◆ **Ejercicios**:
1 > Según el texto sobre la rareza, ¿qué se considera "normal"?
2 > Cita del texto sobre la rareza el pasaje que empieza en "Así que ser" y termina en "engorrosa. Lo entiendo.".
3 > Prolonga el texto sobre la rareza a partir de su última oración.

::: Texto de la página

Si la rareza reside
en la excepción, todos somos raros desde algún punto de vista. Todos nos
salimos del guion en algún momento, y somos señalados por el dedo cruel de la
desaprobación social, esa agria valedora del adocenamiento de la tribu. ¿Cómo
te atreves?, parecen decirnos los portavoces de la normalidad (es “normal” lo
que se atiene a la “norma”). ¡Vuelve aquí, aprisa, antes de que sea demasiado
tarde!
Así que ser raro o no
serlo ya no es el dilema. La cuestión, a estas alturas, cuando uno ha
presenciado una muestra significativa del espectáculo humano, consiste más bien
en juzgar el valor de las rarezas y en hacer algo bueno con ellas. Toda la vida
me la he pasado excusándome por mis supuestos defectos, obligándome a actuar
como los demás esperaban y haciendo lo que se supone que es “normal”. Debo
confesar que no me ha salido bien, que al final ha prevalecido la rareza, al
menos en mi vida privada, ese ámbito en el que nos relajamos y a menudo se nos
escapa la autenticidad. Pero nuestra autenticidad no suele interesar a los
demás, en realidad les resulta molesta o engorrosa. Lo entiendo.

::::::
::: Entradas registradas

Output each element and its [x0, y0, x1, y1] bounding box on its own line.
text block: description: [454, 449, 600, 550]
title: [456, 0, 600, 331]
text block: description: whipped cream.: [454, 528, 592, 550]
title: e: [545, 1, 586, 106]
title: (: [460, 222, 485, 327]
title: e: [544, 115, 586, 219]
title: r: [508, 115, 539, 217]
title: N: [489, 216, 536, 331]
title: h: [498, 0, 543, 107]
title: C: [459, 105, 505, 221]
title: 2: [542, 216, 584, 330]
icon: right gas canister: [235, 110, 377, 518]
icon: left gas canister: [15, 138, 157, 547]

::::::

◆ **Ejercicios resueltos**:
1 > Lo que se atiene a la "norma".

2 >
Así que ser raro o no
serlo ya no es el dilema. La cuestión, a estas alturas, cuando uno ha
presenciado una muestra significativa del espectáculo humano, consiste más bien
en juzgar el valor de las rarezas y en hacer algo bueno con ellas. Toda la vida
me la he pasado excusándome por mis supuestos defectos, obligándome a actuar
como los demás esperaban y haciendo lo que se supone que es “normal”. Debo
confesar que no me ha salido bien, que al final ha prevalecido la rareza, al
menos en mi vida privada, ese ámbito en el que nos relajamos y a menudo se nos
escapa la autenticidad. Pero nuestra autenticidad no suele interesar a los
demás, en realidad les resulta molesta o engorrosa. Lo entiendo.

3 >
En cualquier caso, la
adaptación social cansa, y para no tener que ceñirme a ella me he acostumbrado
a viajar solo. Pero todo tiene dos caras: las mismas aguas puras y cristalinas
que hacen grata la soledad, nos atraviesan el hambre de afecto con su acero
frío. La soledad tiene sus páramos sombríos y sus noches oscuras. A veces los
caminos se ponen estremecedoramente vacíos, y una belleza que no se comparte
siempre sabe a truncada. La felicidad de la más espléndida jornada parece
incompleta cuando no nos espera nadie al final con una sopa caliente. Qué le
voy a hacer: cuando viajo solo me entran las nostalgias de intimidad. Es cuando
noto con más dramatismo mi “rareza”, mi condición de “extravagante”.
A menudo he pensado
en volver al rebaño. He hecho intentos de comunidad, pero en seguida me
abruman. Yo estaría dispuesto a la compañía, siempre que no me hiciera
prisionero. Por mucho que pactes con la gente que se respetará la libertad de
cada cual, sin explicaciones ni susceptibilidades, por mucho que todo parezca
quedar claro y admitido de antemano, luego nunca es así. Supongo que nos puede
el ancestral impulso gregario. En la pareja también sucede: uno desearía hacer
cosas por su cuenta, pero, o no se da la ocasión, o se vive como una ofensa. Es
decir: o se te pegan sin respiro, o acabarán reprochándotelo: “¿Para qué estás
conmigo si no me haces ni caso?” Y en cierto modo tienen razón. Pero es una
pena que no podamos inventar otros equilibrios.
Así que, como decía
Hermann Hesse que le pasaba, vivo en esa tensión entre la compañía y el retiro.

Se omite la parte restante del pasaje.